What you will do>
Count the lines below that contain "content". Give only the number.

Data lines>

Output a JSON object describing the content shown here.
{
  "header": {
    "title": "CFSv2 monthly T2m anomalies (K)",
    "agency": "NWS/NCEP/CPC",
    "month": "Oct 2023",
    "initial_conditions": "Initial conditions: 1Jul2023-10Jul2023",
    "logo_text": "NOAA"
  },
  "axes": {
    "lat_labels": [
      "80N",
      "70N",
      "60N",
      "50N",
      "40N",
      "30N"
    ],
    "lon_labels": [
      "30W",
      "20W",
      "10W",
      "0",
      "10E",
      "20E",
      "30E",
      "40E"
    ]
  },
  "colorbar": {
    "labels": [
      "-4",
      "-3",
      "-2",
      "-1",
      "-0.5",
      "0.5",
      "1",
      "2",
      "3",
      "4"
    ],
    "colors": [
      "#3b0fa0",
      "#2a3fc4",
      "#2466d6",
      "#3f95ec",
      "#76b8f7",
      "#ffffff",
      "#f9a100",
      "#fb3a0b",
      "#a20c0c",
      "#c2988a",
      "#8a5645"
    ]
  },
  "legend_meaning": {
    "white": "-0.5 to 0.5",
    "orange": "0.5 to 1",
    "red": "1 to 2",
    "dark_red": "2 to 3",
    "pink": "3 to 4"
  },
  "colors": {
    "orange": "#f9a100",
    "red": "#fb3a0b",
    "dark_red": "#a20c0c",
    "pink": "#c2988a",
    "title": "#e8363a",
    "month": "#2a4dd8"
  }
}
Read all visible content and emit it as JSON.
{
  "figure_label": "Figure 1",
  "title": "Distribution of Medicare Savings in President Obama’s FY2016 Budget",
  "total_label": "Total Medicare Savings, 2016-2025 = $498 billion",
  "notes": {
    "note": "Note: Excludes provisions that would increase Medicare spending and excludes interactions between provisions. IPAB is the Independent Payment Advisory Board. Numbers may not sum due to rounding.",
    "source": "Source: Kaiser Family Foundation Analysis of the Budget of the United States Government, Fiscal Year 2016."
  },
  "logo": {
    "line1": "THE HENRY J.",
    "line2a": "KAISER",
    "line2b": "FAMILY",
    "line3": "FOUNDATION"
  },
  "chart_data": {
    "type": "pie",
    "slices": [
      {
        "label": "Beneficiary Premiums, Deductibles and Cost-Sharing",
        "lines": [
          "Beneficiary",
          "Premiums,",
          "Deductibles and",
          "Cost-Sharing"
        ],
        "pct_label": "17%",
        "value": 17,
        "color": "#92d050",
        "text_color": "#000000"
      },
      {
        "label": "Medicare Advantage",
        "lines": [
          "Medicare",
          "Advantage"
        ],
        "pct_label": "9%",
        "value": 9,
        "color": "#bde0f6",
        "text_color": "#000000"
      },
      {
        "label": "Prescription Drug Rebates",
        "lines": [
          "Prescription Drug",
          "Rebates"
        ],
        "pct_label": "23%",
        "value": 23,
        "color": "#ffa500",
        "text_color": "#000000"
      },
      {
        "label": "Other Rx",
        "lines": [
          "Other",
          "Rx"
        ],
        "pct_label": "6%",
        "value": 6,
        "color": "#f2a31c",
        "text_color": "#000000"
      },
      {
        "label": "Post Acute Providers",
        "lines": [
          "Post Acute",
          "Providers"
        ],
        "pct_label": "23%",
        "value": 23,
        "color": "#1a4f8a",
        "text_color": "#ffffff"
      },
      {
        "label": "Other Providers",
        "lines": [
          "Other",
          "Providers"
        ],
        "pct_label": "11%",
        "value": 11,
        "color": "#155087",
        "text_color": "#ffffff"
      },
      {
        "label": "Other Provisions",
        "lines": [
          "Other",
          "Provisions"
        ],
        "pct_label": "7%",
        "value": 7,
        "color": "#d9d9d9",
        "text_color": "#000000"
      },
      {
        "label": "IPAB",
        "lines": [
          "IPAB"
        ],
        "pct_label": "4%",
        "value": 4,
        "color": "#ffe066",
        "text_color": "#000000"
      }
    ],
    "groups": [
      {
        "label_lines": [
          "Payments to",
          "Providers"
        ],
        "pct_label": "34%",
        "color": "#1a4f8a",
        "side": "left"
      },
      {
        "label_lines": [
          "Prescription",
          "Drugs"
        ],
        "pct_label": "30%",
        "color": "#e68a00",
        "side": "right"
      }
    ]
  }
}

Full answer>
2